━━━ Dataset records

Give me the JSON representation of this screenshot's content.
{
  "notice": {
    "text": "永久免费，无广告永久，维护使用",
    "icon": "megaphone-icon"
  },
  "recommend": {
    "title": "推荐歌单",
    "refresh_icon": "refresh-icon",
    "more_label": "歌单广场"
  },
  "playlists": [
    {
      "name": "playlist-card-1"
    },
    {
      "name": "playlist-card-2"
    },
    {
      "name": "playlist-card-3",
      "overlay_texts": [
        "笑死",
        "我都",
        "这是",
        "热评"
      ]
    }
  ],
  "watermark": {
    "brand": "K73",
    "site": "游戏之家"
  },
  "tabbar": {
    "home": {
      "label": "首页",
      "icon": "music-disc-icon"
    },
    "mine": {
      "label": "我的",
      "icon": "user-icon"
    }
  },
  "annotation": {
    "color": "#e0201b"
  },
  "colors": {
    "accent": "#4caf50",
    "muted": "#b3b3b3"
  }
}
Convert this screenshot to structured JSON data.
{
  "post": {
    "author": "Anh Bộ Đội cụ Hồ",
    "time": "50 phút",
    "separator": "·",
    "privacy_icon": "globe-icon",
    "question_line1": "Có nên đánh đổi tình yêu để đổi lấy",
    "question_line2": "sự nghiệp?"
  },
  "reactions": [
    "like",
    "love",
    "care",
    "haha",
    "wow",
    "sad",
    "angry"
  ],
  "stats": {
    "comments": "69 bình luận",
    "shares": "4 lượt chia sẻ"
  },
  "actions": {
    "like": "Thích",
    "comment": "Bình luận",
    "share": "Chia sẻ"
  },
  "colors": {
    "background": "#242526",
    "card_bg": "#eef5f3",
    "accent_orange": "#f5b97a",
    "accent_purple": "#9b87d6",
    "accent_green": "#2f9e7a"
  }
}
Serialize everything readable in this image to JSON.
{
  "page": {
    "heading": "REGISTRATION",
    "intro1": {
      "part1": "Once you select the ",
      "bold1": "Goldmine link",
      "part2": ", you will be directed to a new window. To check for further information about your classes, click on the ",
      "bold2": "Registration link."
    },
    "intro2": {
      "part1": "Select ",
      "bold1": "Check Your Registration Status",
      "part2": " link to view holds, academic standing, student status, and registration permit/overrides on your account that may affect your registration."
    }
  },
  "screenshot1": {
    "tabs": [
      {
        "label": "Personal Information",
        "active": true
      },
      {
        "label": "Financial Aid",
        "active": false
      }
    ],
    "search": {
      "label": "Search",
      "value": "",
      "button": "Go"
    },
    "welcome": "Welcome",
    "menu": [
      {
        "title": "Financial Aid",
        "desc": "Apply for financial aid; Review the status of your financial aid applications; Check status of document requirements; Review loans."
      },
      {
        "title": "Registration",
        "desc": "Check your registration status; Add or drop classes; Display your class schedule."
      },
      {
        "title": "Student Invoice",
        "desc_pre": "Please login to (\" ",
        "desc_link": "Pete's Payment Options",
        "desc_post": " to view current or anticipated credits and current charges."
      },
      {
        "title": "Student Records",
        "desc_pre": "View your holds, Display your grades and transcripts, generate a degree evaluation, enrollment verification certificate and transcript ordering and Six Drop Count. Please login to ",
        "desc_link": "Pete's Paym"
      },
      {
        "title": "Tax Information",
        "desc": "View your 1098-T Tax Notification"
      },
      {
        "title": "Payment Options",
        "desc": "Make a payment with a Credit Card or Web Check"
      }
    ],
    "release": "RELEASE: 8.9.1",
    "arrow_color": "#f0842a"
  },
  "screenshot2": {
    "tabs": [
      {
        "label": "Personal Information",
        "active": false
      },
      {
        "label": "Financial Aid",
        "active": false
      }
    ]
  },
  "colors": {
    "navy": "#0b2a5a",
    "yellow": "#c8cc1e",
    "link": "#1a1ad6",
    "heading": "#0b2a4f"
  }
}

━━━━━━

■ Work to complete: Print every entry exactly as written.

■ Output of the exercise:
Give me the JSON representation of this screenshot's content.
{
  "notice": {
    "text": "永久免费，无广告永久，维护使用",
    "icon": "megaphone-icon"
  },
  "recommend": {
    "title": "推荐歌单",
    "refresh_icon": "refresh-icon",
    "more_label": "歌单广场"
  },
  "playlists": [
    {
      "name": "playlist-card-1"
    },
    {
      "name": "playlist-card-2"
    },
    {
      "name": "playlist-card-3",
      "overlay_texts": [
        "笑死",
        "我都",
        "这是",
        "热评"
      ]
    }
  ],
  "watermark": {
    "brand": "K73",
    "site": "游戏之家"
  },
  "tabbar": {
    "home": {
      "label": "首页",
      "icon": "music-disc-icon"
    },
    "mine": {
      "label": "我的",
      "icon": "user-icon"
    }
  },
  "annotation": {
    "color": "#e0201b"
  },
  "colors": {
    "accent": "#4caf50",
    "muted": "#b3b3b3"
  }
}
Convert this screenshot to structured JSON data.
{
  "post": {
    "author": "Anh Bộ Đội cụ Hồ",
    "time": "50 phút",
    "separator": "·",
    "privacy_icon": "globe-icon",
    "question_line1": "Có nên đánh đổi tình yêu để đổi lấy",
    "question_line2": "sự nghiệp?"
  },
  "reactions": [
    "like",
    "love",
    "care",
    "haha",
    "wow",
    "sad",
    "angry"
  ],
  "stats": {
    "comments": "69 bình luận",
    "shares": "4 lượt chia sẻ"
  },
  "actions": {
    "like": "Thích",
    "comment": "Bình luận",
    "share": "Chia sẻ"
  },
  "colors": {
    "background": "#242526",
    "card_bg": "#eef5f3",
    "accent_orange": "#f5b97a",
    "accent_purple": "#9b87d6",
    "accent_green": "#2f9e7a"
  }
}
Serialize everything readable in this image to JSON.
{
  "page": {
    "heading": "REGISTRATION",
    "intro1": {
      "part1": "Once you select the ",
      "bold1": "Goldmine link",
      "part2": ", you will be directed to a new window. To check for further information about your classes, click on the ",
      "bold2": "Registration link."
    },
    "intro2": {
      "part1": "Select ",
      "bold1": "Check Your Registration Status",
      "part2": " link to view holds, academic standing, student status, and registration permit/overrides on your account that may affect your registration."
    }
  },
  "screenshot1": {
    "tabs": [
      {
        "label": "Personal Information",
        "active": true
      },
      {
        "label": "Financial Aid",
        "active": false
      }
    ],
    "search": {
      "label": "Search",
      "value": "",
      "button": "Go"
    },
    "welcome": "Welcome",
    "menu": [
      {
        "title": "Financial Aid",
        "desc": "Apply for financial aid; Review the status of your financial aid applications; Check status of document requirements; Review loans."
      },
      {
        "title": "Registration",
        "desc": "Check your registration status; Add or drop classes; Display your class schedule."
      },
      {
        "title": "Student Invoice",
        "desc_pre": "Please login to (\" ",
        "desc_link": "Pete's Payment Options",
        "desc_post": " to view current or anticipated credits and current charges."
      },
      {
        "title": "Student Records",
        "desc_pre": "View your holds, Display your grades and transcripts, generate a degree evaluation, enrollment verification certificate and transcript ordering and Six Drop Count. Please login to ",
        "desc_link": "Pete's Paym"
      },
      {
        "title": "Tax Information",
        "desc": "View your 1098-T Tax Notification"
      },
      {
        "title": "Payment Options",
        "desc": "Make a payment with a Credit Card or Web Check"
      }
    ],
    "release": "RELEASE: 8.9.1",
    "arrow_color": "#f0842a"
  },
  "screenshot2": {
    "tabs": [
      {
        "label": "Personal Information",
        "active": false
      },
      {
        "label": "Financial Aid",
        "active": false
      }
    ]
  },
  "colors": {
    "navy": "#0b2a5a",
    "yellow": "#c8cc1e",
    "link": "#1a1ad6",
    "heading": "#0b2a4f"
  }
}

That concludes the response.